Records excerpted from a collection:
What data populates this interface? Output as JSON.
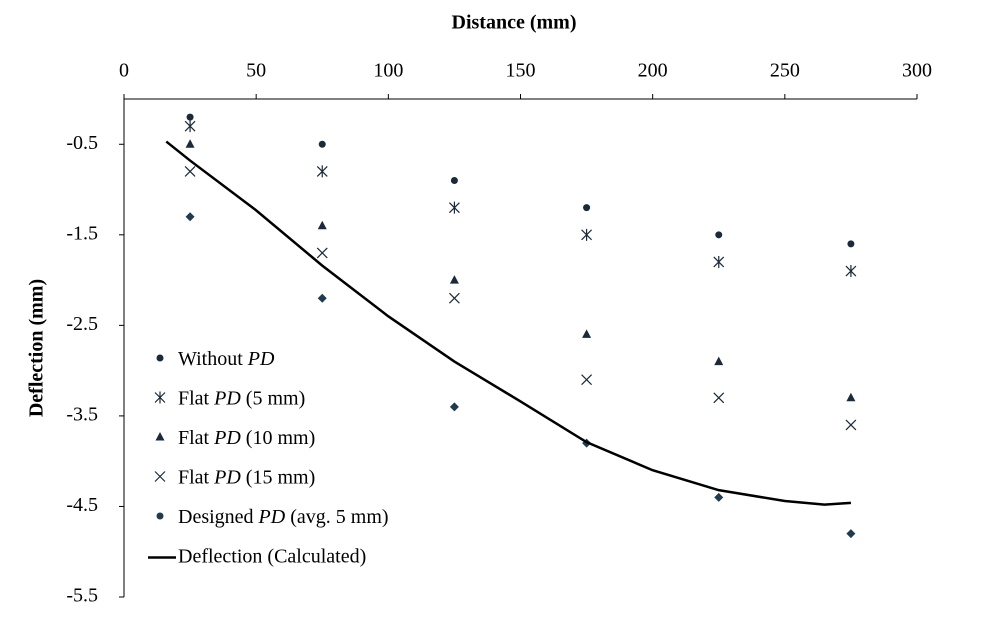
{
  "chart_data": {
    "type": "scatter",
    "title": "Distance (mm)",
    "y_label": "Deflection (mm)",
    "xlim": [
      0,
      300
    ],
    "xticks": [
      0,
      50,
      100,
      150,
      200,
      250,
      300
    ],
    "ylim": [
      -5.5,
      0
    ],
    "yticks": [
      -0.5,
      -1.5,
      -2.5,
      -3.5,
      -4.5,
      -5.5
    ],
    "x_axis_position": "top",
    "series": [
      {
        "name": "Without PD",
        "marker": "circle",
        "color": "#1a2a3a",
        "x": [
          25,
          75,
          125,
          175,
          225,
          275
        ],
        "values": [
          -0.2,
          -0.5,
          -0.9,
          -1.2,
          -1.5,
          -1.6
        ]
      },
      {
        "name": "Flat PD (5 mm)",
        "marker": "asterisk",
        "color": "#1a2a3a",
        "x": [
          25,
          75,
          125,
          175,
          225,
          275
        ],
        "values": [
          -0.3,
          -0.8,
          -1.2,
          -1.5,
          -1.8,
          -1.9
        ]
      },
      {
        "name": "Flat PD (10 mm)",
        "marker": "triangle",
        "color": "#1a2a3a",
        "x": [
          25,
          75,
          125,
          175,
          225,
          275
        ],
        "values": [
          -0.5,
          -1.4,
          -2.0,
          -2.6,
          -2.9,
          -3.3
        ]
      },
      {
        "name": "Flat PD (15 mm)",
        "marker": "x",
        "color": "#1a2a3a",
        "x": [
          25,
          75,
          125,
          175,
          225,
          275
        ],
        "values": [
          -0.8,
          -1.7,
          -2.2,
          -3.1,
          -3.3,
          -3.6
        ]
      },
      {
        "name": "Designed PD (avg. 5 mm)",
        "marker": "diamond",
        "color": "#1f3b4d",
        "x": [
          25,
          75,
          125,
          175,
          225,
          275
        ],
        "values": [
          -1.3,
          -2.2,
          -3.4,
          -3.8,
          -4.4,
          -4.8
        ]
      },
      {
        "name": "Deflection (Calculated)",
        "marker": "line",
        "color": "#000000",
        "x": [
          16,
          25,
          50,
          75,
          100,
          125,
          150,
          175,
          200,
          225,
          250,
          265,
          275
        ],
        "values": [
          -0.47,
          -0.68,
          -1.23,
          -1.84,
          -2.4,
          -2.9,
          -3.34,
          -3.79,
          -4.1,
          -4.32,
          -4.44,
          -4.48,
          -4.46
        ]
      }
    ]
  }
}
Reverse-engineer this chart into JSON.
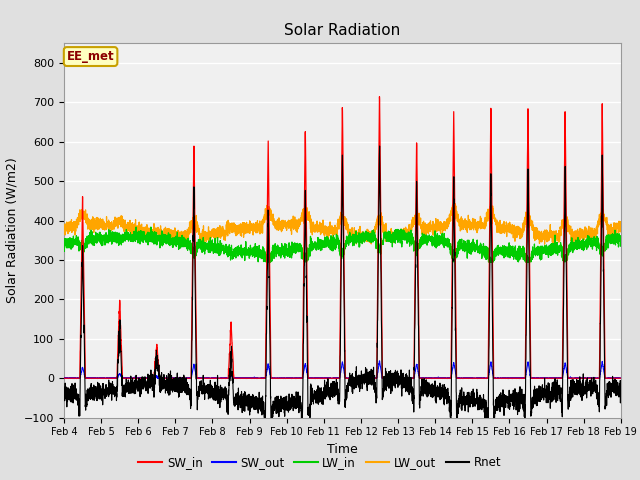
{
  "title": "Solar Radiation",
  "xlabel": "Time",
  "ylabel": "Solar Radiation (W/m2)",
  "ylim": [
    -100,
    850
  ],
  "yticks": [
    -100,
    0,
    100,
    200,
    300,
    400,
    500,
    600,
    700,
    800
  ],
  "date_start": 4,
  "date_end": 19,
  "n_days": 15,
  "annotation_text": "EE_met",
  "annotation_color": "#8B0000",
  "annotation_bg": "#FFFFC0",
  "annotation_border": "#C8A000",
  "series_colors": {
    "SW_in": "#FF0000",
    "SW_out": "#0000FF",
    "LW_in": "#00CC00",
    "LW_out": "#FFA500",
    "Rnet": "#000000"
  },
  "bg_color": "#E0E0E0",
  "plot_bg_color": "#F0F0F0",
  "grid_color": "#FFFFFF",
  "sw_peaks": [
    460,
    200,
    85,
    590,
    140,
    610,
    640,
    700,
    730,
    610,
    680,
    690,
    690,
    680,
    695
  ]
}
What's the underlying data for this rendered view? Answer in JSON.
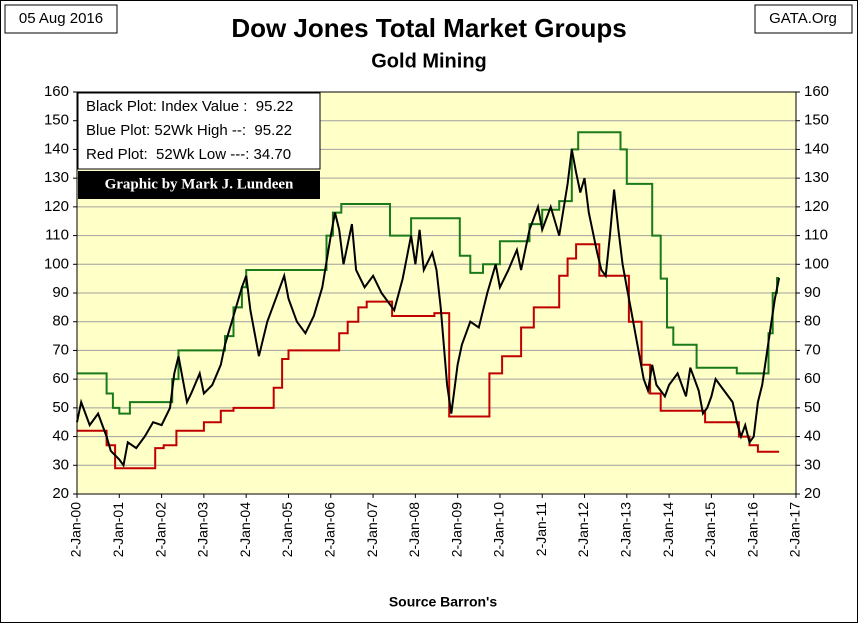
{
  "chart_data": {
    "type": "line",
    "date": "05 Aug 2016",
    "source_site": "GATA.Org",
    "title": "Dow Jones Total Market Groups",
    "subtitle": "Gold Mining",
    "legend_lines": [
      "Black Plot: Index Value :  95.22",
      "Blue Plot: 52Wk High --:  95.22",
      "Red Plot:  52Wk Low ---: 34.70"
    ],
    "credit": "Graphic by Mark J. Lundeen",
    "xlabel": "Source Barron's",
    "xlim": [
      2000,
      2017
    ],
    "xticks": [
      {
        "value": 2000,
        "label": "2-Jan-00"
      },
      {
        "value": 2001,
        "label": "2-Jan-01"
      },
      {
        "value": 2002,
        "label": "2-Jan-02"
      },
      {
        "value": 2003,
        "label": "2-Jan-03"
      },
      {
        "value": 2004,
        "label": "2-Jan-04"
      },
      {
        "value": 2005,
        "label": "2-Jan-05"
      },
      {
        "value": 2006,
        "label": "2-Jan-06"
      },
      {
        "value": 2007,
        "label": "2-Jan-07"
      },
      {
        "value": 2008,
        "label": "2-Jan-08"
      },
      {
        "value": 2009,
        "label": "2-Jan-09"
      },
      {
        "value": 2010,
        "label": "2-Jan-10"
      },
      {
        "value": 2011,
        "label": "2-Jan-11"
      },
      {
        "value": 2012,
        "label": "2-Jan-12"
      },
      {
        "value": 2013,
        "label": "2-Jan-13"
      },
      {
        "value": 2014,
        "label": "2-Jan-14"
      },
      {
        "value": 2015,
        "label": "2-Jan-15"
      },
      {
        "value": 2016,
        "label": "2-Jan-16"
      },
      {
        "value": 2017,
        "label": "2-Jan-17"
      }
    ],
    "ylim": [
      20,
      160
    ],
    "yticks": [
      20,
      30,
      40,
      50,
      60,
      70,
      80,
      90,
      100,
      110,
      120,
      130,
      140,
      150,
      160
    ],
    "y2lim": [
      20,
      160
    ],
    "y2ticks": [
      20,
      30,
      40,
      50,
      60,
      70,
      80,
      90,
      100,
      110,
      120,
      130,
      140,
      150,
      160
    ],
    "grid": true,
    "series": [
      {
        "color": "#000000",
        "x": [
          2000.0,
          2000.1,
          2000.3,
          2000.5,
          2000.7,
          2000.8,
          2001.0,
          2001.1,
          2001.2,
          2001.4,
          2001.6,
          2001.8,
          2002.0,
          2002.2,
          2002.3,
          2002.4,
          2002.6,
          2002.7,
          2002.9,
          2003.0,
          2003.2,
          2003.4,
          2003.5,
          2003.7,
          2003.9,
          2004.0,
          2004.1,
          2004.3,
          2004.5,
          2004.7,
          2004.9,
          2005.0,
          2005.2,
          2005.4,
          2005.6,
          2005.8,
          2006.0,
          2006.1,
          2006.2,
          2006.3,
          2006.5,
          2006.6,
          2006.8,
          2007.0,
          2007.2,
          2007.4,
          2007.5,
          2007.7,
          2007.9,
          2008.0,
          2008.1,
          2008.2,
          2008.4,
          2008.5,
          2008.6,
          2008.75,
          2008.85,
          2009.0,
          2009.1,
          2009.3,
          2009.5,
          2009.7,
          2009.9,
          2010.0,
          2010.2,
          2010.4,
          2010.5,
          2010.7,
          2010.9,
          2011.0,
          2011.2,
          2011.4,
          2011.6,
          2011.7,
          2011.8,
          2011.9,
          2012.0,
          2012.1,
          2012.3,
          2012.4,
          2012.5,
          2012.6,
          2012.7,
          2012.8,
          2012.9,
          2013.0,
          2013.1,
          2013.3,
          2013.4,
          2013.5,
          2013.6,
          2013.7,
          2013.9,
          2014.0,
          2014.2,
          2014.4,
          2014.5,
          2014.7,
          2014.8,
          2014.9,
          2015.0,
          2015.1,
          2015.3,
          2015.5,
          2015.6,
          2015.7,
          2015.8,
          2015.9,
          2016.0,
          2016.1,
          2016.2,
          2016.3,
          2016.4,
          2016.5,
          2016.6
        ],
        "values": [
          45,
          52,
          44,
          48,
          40,
          35,
          32,
          30,
          38,
          36,
          40,
          45,
          44,
          50,
          62,
          68,
          52,
          55,
          62,
          55,
          58,
          65,
          72,
          82,
          92,
          96,
          84,
          68,
          80,
          88,
          96,
          88,
          80,
          76,
          82,
          92,
          110,
          118,
          112,
          100,
          114,
          98,
          92,
          96,
          90,
          86,
          84,
          95,
          110,
          100,
          112,
          98,
          104,
          98,
          85,
          58,
          48,
          65,
          72,
          80,
          78,
          90,
          100,
          92,
          98,
          105,
          98,
          112,
          120,
          112,
          120,
          110,
          128,
          140,
          132,
          125,
          130,
          118,
          104,
          98,
          96,
          110,
          126,
          112,
          100,
          92,
          84,
          68,
          60,
          56,
          65,
          58,
          54,
          58,
          62,
          54,
          64,
          56,
          48,
          50,
          54,
          60,
          56,
          52,
          45,
          40,
          44,
          38,
          40,
          52,
          58,
          68,
          78,
          88,
          95.22
        ]
      },
      {
        "color": "#1a7a1a",
        "x": [
          2000,
          2000.7,
          2000.7,
          2000.85,
          2000.85,
          2001.0,
          2001.0,
          2001.25,
          2001.25,
          2002.25,
          2002.25,
          2002.4,
          2002.4,
          2003.5,
          2003.5,
          2003.7,
          2003.7,
          2003.9,
          2003.9,
          2004.0,
          2004.0,
          2005.9,
          2005.9,
          2006.05,
          2006.05,
          2006.25,
          2006.25,
          2007.4,
          2007.4,
          2007.9,
          2007.9,
          2009.05,
          2009.05,
          2009.3,
          2009.3,
          2009.6,
          2009.6,
          2010.0,
          2010.0,
          2010.7,
          2010.7,
          2011.0,
          2011.0,
          2011.4,
          2011.4,
          2011.7,
          2011.7,
          2011.85,
          2011.85,
          2012.85,
          2012.85,
          2013.0,
          2013.0,
          2013.6,
          2013.6,
          2013.8,
          2013.8,
          2013.95,
          2013.95,
          2014.1,
          2014.1,
          2014.65,
          2014.65,
          2015.6,
          2015.6,
          2016.35,
          2016.35,
          2016.45,
          2016.45,
          2016.55,
          2016.55,
          2016.6
        ],
        "values": [
          62,
          62,
          55,
          55,
          50,
          50,
          48,
          48,
          52,
          52,
          60,
          60,
          70,
          70,
          75,
          75,
          85,
          85,
          92,
          92,
          98,
          98,
          110,
          110,
          118,
          118,
          121,
          121,
          110,
          110,
          116,
          116,
          103,
          103,
          97,
          97,
          100,
          100,
          108,
          108,
          114,
          114,
          119,
          119,
          122,
          122,
          140,
          140,
          146,
          146,
          140,
          140,
          128,
          128,
          110,
          110,
          95,
          95,
          78,
          78,
          72,
          72,
          64,
          64,
          62,
          62,
          76,
          76,
          90,
          90,
          95.22,
          95.22
        ]
      },
      {
        "color": "#c00000",
        "x": [
          2000,
          2000.7,
          2000.7,
          2000.9,
          2000.9,
          2001.85,
          2001.85,
          2002.05,
          2002.05,
          2002.35,
          2002.35,
          2003.0,
          2003.0,
          2003.4,
          2003.4,
          2003.7,
          2003.7,
          2004.65,
          2004.65,
          2004.85,
          2004.85,
          2005.0,
          2005.0,
          2006.2,
          2006.2,
          2006.4,
          2006.4,
          2006.65,
          2006.65,
          2006.85,
          2006.85,
          2007.45,
          2007.45,
          2008.45,
          2008.45,
          2008.8,
          2008.8,
          2009.75,
          2009.75,
          2010.05,
          2010.05,
          2010.5,
          2010.5,
          2010.8,
          2010.8,
          2011.4,
          2011.4,
          2011.6,
          2011.6,
          2011.8,
          2011.8,
          2012.35,
          2012.35,
          2013.05,
          2013.05,
          2013.35,
          2013.35,
          2013.55,
          2013.55,
          2013.8,
          2013.8,
          2014.85,
          2014.85,
          2015.65,
          2015.65,
          2015.9,
          2015.9,
          2016.1,
          2016.1,
          2016.6
        ],
        "values": [
          42,
          42,
          37,
          37,
          29,
          29,
          36,
          36,
          37,
          37,
          42,
          42,
          45,
          45,
          49,
          49,
          50,
          50,
          57,
          57,
          67,
          67,
          70,
          70,
          76,
          76,
          80,
          80,
          85,
          85,
          87,
          87,
          82,
          82,
          83,
          83,
          47,
          47,
          62,
          62,
          68,
          68,
          78,
          78,
          85,
          85,
          96,
          96,
          102,
          102,
          107,
          107,
          96,
          96,
          80,
          80,
          65,
          65,
          55,
          55,
          49,
          49,
          45,
          45,
          40,
          40,
          37,
          37,
          34.7,
          34.7
        ]
      }
    ]
  }
}
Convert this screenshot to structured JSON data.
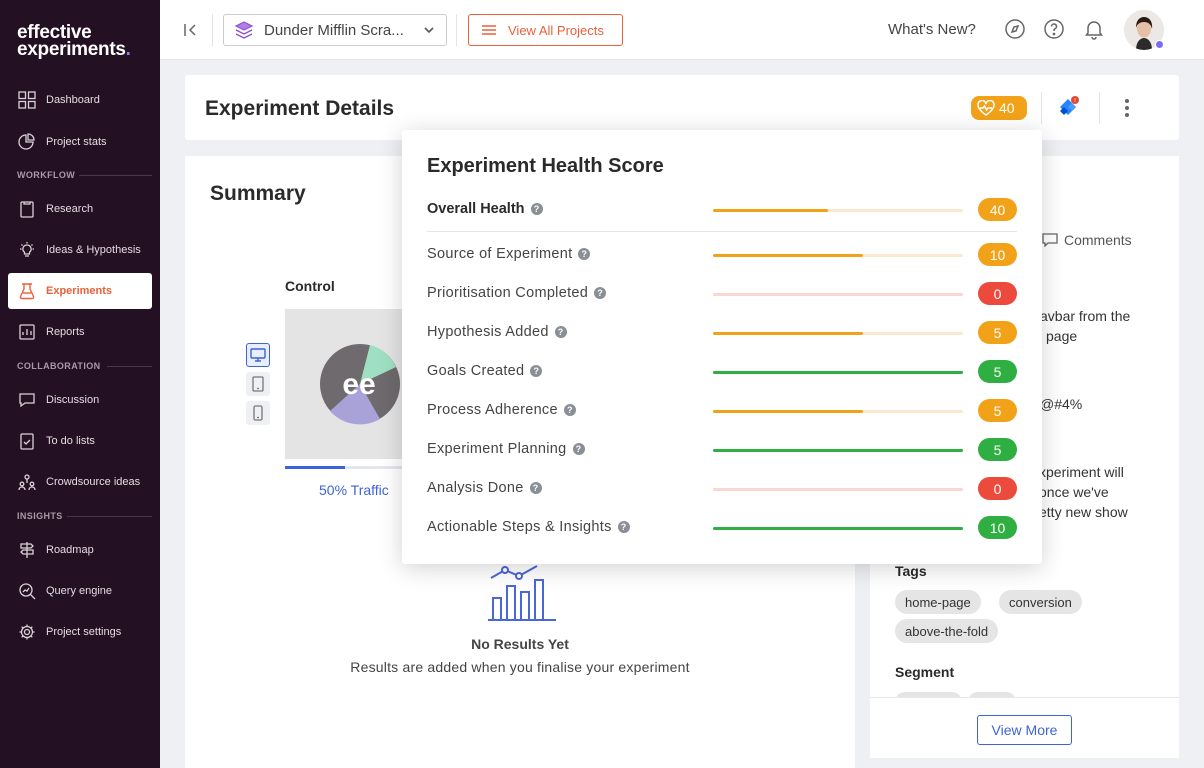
{
  "colors": {
    "accent": "#e8613a",
    "blue": "#3d63d8",
    "orange": "#f2a219",
    "red": "#eb4a3c",
    "green": "#2fae41"
  },
  "sidebar": {
    "logo_line1": "effective",
    "logo_line2": "experiments",
    "logo_dot": ".",
    "sections": {
      "workflow": "WORKFLOW",
      "collaboration": "COLLABORATION",
      "insights": "INSIGHTS"
    },
    "items": {
      "dashboard": "Dashboard",
      "project_stats": "Project stats",
      "research": "Research",
      "ideas": "Ideas & Hypothesis",
      "experiments": "Experiments",
      "reports": "Reports",
      "discussion": "Discussion",
      "todo": "To do lists",
      "crowdsource": "Crowdsource ideas",
      "roadmap": "Roadmap",
      "query_engine": "Query engine",
      "project_settings": "Project settings"
    }
  },
  "topbar": {
    "project_name": "Dunder Mifflin Scra...",
    "view_all_label": "View All Projects",
    "whats_new": "What's New?"
  },
  "details": {
    "title": "Experiment Details",
    "health_score": "40"
  },
  "summary": {
    "title": "Summary",
    "control_label": "Control",
    "traffic_label": "50% Traffic",
    "traffic_fraction": 0.5,
    "preview_logo": "ee",
    "no_results_title": "No Results Yet",
    "no_results_sub": "Results are added when you finalise your experiment"
  },
  "right_panel": {
    "comments_tab": "Comments",
    "text1_line1": "avbar from the",
    "text1_line2": "page",
    "text2": "@#4%",
    "text3_line1": "xperiment will",
    "text3_line2": "once we've",
    "text3_line3": "etty new show",
    "tags_heading": "Tags",
    "tags": [
      "home-page",
      "conversion",
      "above-the-fold"
    ],
    "segment_heading": "Segment",
    "view_more": "View More"
  },
  "health_popover": {
    "title": "Experiment Health Score",
    "overall": {
      "label": "Overall Health",
      "score": "40",
      "fraction": 0.46,
      "color": "orange"
    },
    "rows": [
      {
        "label": "Source of Experiment",
        "score": "10",
        "fraction": 0.6,
        "color": "orange"
      },
      {
        "label": "Prioritisation Completed",
        "score": "0",
        "fraction": 0,
        "color": "red"
      },
      {
        "label": "Hypothesis Added",
        "score": "5",
        "fraction": 0.6,
        "color": "orange"
      },
      {
        "label": "Goals Created",
        "score": "5",
        "fraction": 1.0,
        "color": "green"
      },
      {
        "label": "Process Adherence",
        "score": "5",
        "fraction": 0.6,
        "color": "orange"
      },
      {
        "label": "Experiment Planning",
        "score": "5",
        "fraction": 1.0,
        "color": "green"
      },
      {
        "label": "Analysis Done",
        "score": "0",
        "fraction": 0,
        "color": "red"
      },
      {
        "label": "Actionable Steps & Insights",
        "score": "10",
        "fraction": 1.0,
        "color": "green"
      }
    ]
  }
}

Description of the task: Pick out the lines that include the word "ideas" and write them out.

Written answer:
      "ideas": "Ideas & Hypothesis",
      "crowdsource": "Crowdsource ideas",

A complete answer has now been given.